WHAT THE TASK ASKS:
Exactly as they appear, output all of the entries.

━━━━━━━━━━

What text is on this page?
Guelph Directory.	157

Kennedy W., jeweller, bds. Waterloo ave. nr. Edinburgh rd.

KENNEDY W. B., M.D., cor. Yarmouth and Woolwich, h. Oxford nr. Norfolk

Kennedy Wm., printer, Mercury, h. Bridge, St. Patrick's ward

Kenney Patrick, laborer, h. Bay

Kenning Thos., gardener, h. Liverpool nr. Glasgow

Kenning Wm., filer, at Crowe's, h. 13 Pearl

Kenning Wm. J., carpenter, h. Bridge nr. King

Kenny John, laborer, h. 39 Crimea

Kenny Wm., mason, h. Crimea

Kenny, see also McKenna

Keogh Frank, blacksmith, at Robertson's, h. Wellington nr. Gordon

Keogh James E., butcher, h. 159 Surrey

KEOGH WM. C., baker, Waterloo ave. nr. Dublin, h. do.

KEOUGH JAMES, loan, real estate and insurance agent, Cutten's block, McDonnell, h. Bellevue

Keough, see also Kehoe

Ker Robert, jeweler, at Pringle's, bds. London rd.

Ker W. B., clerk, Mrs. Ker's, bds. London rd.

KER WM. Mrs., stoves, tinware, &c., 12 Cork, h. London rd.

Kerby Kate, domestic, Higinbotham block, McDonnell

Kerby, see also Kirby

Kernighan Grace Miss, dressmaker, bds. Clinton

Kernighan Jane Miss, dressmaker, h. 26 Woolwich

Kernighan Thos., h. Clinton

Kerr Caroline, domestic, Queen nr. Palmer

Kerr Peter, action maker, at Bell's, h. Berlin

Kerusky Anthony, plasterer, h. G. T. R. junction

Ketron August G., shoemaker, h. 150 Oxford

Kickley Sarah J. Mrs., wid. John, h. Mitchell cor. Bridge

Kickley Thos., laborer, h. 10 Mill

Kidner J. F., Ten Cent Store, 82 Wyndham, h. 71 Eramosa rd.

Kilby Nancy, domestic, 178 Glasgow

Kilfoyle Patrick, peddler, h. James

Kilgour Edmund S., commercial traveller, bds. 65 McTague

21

━━━━━━━━━━

EXPECTED ANSWER:
What text is on this page?
Guelph Directory.	157

Kennedy W., jeweller, bds. Waterloo ave. nr. Edinburgh rd.

KENNEDY W. B., M.D., cor. Yarmouth and Woolwich, h. Oxford nr. Norfolk

Kennedy Wm., printer, Mercury, h. Bridge, St. Patrick's ward

Kenney Patrick, laborer, h. Bay

Kenning Thos., gardener, h. Liverpool nr. Glasgow

Kenning Wm., filer, at Crowe's, h. 13 Pearl

Kenning Wm. J., carpenter, h. Bridge nr. King

Kenny John, laborer, h. 39 Crimea

Kenny Wm., mason, h. Crimea

Kenny, see also McKenna

Keogh Frank, blacksmith, at Robertson's, h. Wellington nr. Gordon

Keogh James E., butcher, h. 159 Surrey

KEOGH WM. C., baker, Waterloo ave. nr. Dublin, h. do.

KEOUGH JAMES, loan, real estate and insurance agent, Cutten's block, McDonnell, h. Bellevue

Keough, see also Kehoe

Ker Robert, jeweler, at Pringle's, bds. London rd.

Ker W. B., clerk, Mrs. Ker's, bds. London rd.

KER WM. Mrs., stoves, tinware, &c., 12 Cork, h. London rd.

Kerby Kate, domestic, Higinbotham block, McDonnell

Kerby, see also Kirby

Kernighan Grace Miss, dressmaker, bds. Clinton

Kernighan Jane Miss, dressmaker, h. 26 Woolwich

Kernighan Thos., h. Clinton

Kerr Caroline, domestic, Queen nr. Palmer

Kerr Peter, action maker, at Bell's, h. Berlin

Kerusky Anthony, plasterer, h. G. T. R. junction

Ketron August G., shoemaker, h. 150 Oxford

Kickley Sarah J. Mrs., wid. John, h. Mitchell cor. Bridge

Kickley Thos., laborer, h. 10 Mill

Kidner J. F., Ten Cent Store, 82 Wyndham, h. 71 Eramosa rd.

Kilby Nancy, domestic, 178 Glasgow

Kilfoyle Patrick, peddler, h. James

Kilgour Edmund S., commercial traveller, bds. 65 McTague

21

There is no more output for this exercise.